GIVEN INFORMATION -
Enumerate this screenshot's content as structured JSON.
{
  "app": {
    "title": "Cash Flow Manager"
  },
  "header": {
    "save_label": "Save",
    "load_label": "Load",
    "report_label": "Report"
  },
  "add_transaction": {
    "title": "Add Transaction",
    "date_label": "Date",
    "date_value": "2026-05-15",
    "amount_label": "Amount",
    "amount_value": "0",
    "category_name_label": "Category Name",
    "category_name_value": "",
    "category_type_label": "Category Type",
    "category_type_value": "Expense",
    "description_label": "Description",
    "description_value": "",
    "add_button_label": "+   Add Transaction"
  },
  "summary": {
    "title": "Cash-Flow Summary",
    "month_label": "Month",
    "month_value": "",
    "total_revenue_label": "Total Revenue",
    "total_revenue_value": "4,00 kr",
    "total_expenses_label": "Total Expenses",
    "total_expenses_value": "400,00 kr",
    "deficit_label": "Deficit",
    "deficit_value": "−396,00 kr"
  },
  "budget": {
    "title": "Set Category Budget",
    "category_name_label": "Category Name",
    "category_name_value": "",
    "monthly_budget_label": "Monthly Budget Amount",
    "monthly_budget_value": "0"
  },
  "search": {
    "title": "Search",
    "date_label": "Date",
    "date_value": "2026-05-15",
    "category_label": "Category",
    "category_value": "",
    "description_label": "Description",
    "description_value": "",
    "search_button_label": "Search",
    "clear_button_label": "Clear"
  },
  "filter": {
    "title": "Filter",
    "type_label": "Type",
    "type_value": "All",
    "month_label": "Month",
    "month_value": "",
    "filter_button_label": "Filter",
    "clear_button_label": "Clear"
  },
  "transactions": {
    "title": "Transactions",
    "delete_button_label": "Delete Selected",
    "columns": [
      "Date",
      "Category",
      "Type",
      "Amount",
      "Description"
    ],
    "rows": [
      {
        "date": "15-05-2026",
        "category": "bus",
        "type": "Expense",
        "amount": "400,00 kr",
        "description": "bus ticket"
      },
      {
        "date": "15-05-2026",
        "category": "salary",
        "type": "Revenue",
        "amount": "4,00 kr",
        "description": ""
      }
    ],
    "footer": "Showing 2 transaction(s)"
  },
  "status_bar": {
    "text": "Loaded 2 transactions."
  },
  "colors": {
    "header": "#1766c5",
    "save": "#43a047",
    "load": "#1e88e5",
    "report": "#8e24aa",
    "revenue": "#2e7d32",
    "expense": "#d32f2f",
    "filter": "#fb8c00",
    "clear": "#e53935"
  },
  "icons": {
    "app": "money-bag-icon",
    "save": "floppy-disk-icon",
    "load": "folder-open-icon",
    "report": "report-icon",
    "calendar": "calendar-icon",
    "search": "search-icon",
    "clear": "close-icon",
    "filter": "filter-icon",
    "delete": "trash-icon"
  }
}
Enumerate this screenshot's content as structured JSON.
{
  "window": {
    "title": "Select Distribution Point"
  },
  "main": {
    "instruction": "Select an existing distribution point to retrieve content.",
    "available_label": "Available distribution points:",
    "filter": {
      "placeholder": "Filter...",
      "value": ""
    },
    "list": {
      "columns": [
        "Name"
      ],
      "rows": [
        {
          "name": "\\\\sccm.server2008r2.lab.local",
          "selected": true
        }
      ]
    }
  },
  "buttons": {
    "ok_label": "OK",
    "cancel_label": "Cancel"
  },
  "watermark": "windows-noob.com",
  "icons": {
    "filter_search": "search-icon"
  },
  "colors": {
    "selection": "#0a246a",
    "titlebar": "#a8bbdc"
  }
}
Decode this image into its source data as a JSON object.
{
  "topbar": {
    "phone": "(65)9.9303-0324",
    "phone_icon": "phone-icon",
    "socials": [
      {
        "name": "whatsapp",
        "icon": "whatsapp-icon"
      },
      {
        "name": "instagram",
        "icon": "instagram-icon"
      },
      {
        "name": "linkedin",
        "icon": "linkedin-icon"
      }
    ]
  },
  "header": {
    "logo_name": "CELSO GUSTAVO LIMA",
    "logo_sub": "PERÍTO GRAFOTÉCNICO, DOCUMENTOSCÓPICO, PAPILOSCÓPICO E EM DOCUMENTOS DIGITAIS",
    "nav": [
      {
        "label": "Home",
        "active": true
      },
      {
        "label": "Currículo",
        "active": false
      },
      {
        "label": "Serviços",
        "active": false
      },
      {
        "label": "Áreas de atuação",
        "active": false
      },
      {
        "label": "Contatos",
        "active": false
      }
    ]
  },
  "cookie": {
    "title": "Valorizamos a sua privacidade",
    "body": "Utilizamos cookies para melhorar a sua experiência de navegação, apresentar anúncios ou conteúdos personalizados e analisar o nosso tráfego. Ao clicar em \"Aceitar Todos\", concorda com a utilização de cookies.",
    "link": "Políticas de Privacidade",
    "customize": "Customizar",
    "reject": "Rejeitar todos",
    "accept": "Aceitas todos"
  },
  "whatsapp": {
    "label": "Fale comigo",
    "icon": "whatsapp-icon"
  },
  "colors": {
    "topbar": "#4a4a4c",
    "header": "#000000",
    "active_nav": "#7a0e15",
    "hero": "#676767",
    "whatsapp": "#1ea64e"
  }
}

WHAT IS BEING ASKED - Using the listing above, please repeat every entry exactly.

CORRECT RESPONSE -
Enumerate this screenshot's content as structured JSON.
{
  "app": {
    "title": "Cash Flow Manager"
  },
  "header": {
    "save_label": "Save",
    "load_label": "Load",
    "report_label": "Report"
  },
  "add_transaction": {
    "title": "Add Transaction",
    "date_label": "Date",
    "date_value": "2026-05-15",
    "amount_label": "Amount",
    "amount_value": "0",
    "category_name_label": "Category Name",
    "category_name_value": "",
    "category_type_label": "Category Type",
    "category_type_value": "Expense",
    "description_label": "Description",
    "description_value": "",
    "add_button_label": "+   Add Transaction"
  },
  "summary": {
    "title": "Cash-Flow Summary",
    "month_label": "Month",
    "month_value": "",
    "total_revenue_label": "Total Revenue",
    "total_revenue_value": "4,00 kr",
    "total_expenses_label": "Total Expenses",
    "total_expenses_value": "400,00 kr",
    "deficit_label": "Deficit",
    "deficit_value": "−396,00 kr"
  },
  "budget": {
    "title": "Set Category Budget",
    "category_name_label": "Category Name",
    "category_name_value": "",
    "monthly_budget_label": "Monthly Budget Amount",
    "monthly_budget_value": "0"
  },
  "search": {
    "title": "Search",
    "date_label": "Date",
    "date_value": "2026-05-15",
    "category_label": "Category",
    "category_value": "",
    "description_label": "Description",
    "description_value": "",
    "search_button_label": "Search",
    "clear_button_label": "Clear"
  },
  "filter": {
    "title": "Filter",
    "type_label": "Type",
    "type_value": "All",
    "month_label": "Month",
    "month_value": "",
    "filter_button_label": "Filter",
    "clear_button_label": "Clear"
  },
  "transactions": {
    "title": "Transactions",
    "delete_button_label": "Delete Selected",
    "columns": [
      "Date",
      "Category",
      "Type",
      "Amount",
      "Description"
    ],
    "rows": [
      {
        "date": "15-05-2026",
        "category": "bus",
        "type": "Expense",
        "amount": "400,00 kr",
        "description": "bus ticket"
      },
      {
        "date": "15-05-2026",
        "category": "salary",
        "type": "Revenue",
        "amount": "4,00 kr",
        "description": ""
      }
    ],
    "footer": "Showing 2 transaction(s)"
  },
  "status_bar": {
    "text": "Loaded 2 transactions."
  },
  "colors": {
    "header": "#1766c5",
    "save": "#43a047",
    "load": "#1e88e5",
    "report": "#8e24aa",
    "revenue": "#2e7d32",
    "expense": "#d32f2f",
    "filter": "#fb8c00",
    "clear": "#e53935"
  },
  "icons": {
    "app": "money-bag-icon",
    "save": "floppy-disk-icon",
    "load": "folder-open-icon",
    "report": "report-icon",
    "calendar": "calendar-icon",
    "search": "search-icon",
    "clear": "close-icon",
    "filter": "filter-icon",
    "delete": "trash-icon"
  }
}
Enumerate this screenshot's content as structured JSON.
{
  "window": {
    "title": "Select Distribution Point"
  },
  "main": {
    "instruction": "Select an existing distribution point to retrieve content.",
    "available_label": "Available distribution points:",
    "filter": {
      "placeholder": "Filter...",
      "value": ""
    },
    "list": {
      "columns": [
        "Name"
      ],
      "rows": [
        {
          "name": "\\\\sccm.server2008r2.lab.local",
          "selected": true
        }
      ]
    }
  },
  "buttons": {
    "ok_label": "OK",
    "cancel_label": "Cancel"
  },
  "watermark": "windows-noob.com",
  "icons": {
    "filter_search": "search-icon"
  },
  "colors": {
    "selection": "#0a246a",
    "titlebar": "#a8bbdc"
  }
}
Decode this image into its source data as a JSON object.
{
  "topbar": {
    "phone": "(65)9.9303-0324",
    "phone_icon": "phone-icon",
    "socials": [
      {
        "name": "whatsapp",
        "icon": "whatsapp-icon"
      },
      {
        "name": "instagram",
        "icon": "instagram-icon"
      },
      {
        "name": "linkedin",
        "icon": "linkedin-icon"
      }
    ]
  },
  "header": {
    "logo_name": "CELSO GUSTAVO LIMA",
    "logo_sub": "PERÍTO GRAFOTÉCNICO, DOCUMENTOSCÓPICO, PAPILOSCÓPICO E EM DOCUMENTOS DIGITAIS",
    "nav": [
      {
        "label": "Home",
        "active": true
      },
      {
        "label": "Currículo",
        "active": false
      },
      {
        "label": "Serviços",
        "active": false
      },
      {
        "label": "Áreas de atuação",
        "active": false
      },
      {
        "label": "Contatos",
        "active": false
      }
    ]
  },
  "cookie": {
    "title": "Valorizamos a sua privacidade",
    "body": "Utilizamos cookies para melhorar a sua experiência de navegação, apresentar anúncios ou conteúdos personalizados e analisar o nosso tráfego. Ao clicar em \"Aceitar Todos\", concorda com a utilização de cookies.",
    "link": "Políticas de Privacidade",
    "customize": "Customizar",
    "reject": "Rejeitar todos",
    "accept": "Aceitas todos"
  },
  "whatsapp": {
    "label": "Fale comigo",
    "icon": "whatsapp-icon"
  },
  "colors": {
    "topbar": "#4a4a4c",
    "header": "#000000",
    "active_nav": "#7a0e15",
    "hero": "#676767",
    "whatsapp": "#1ea64e"
  }
}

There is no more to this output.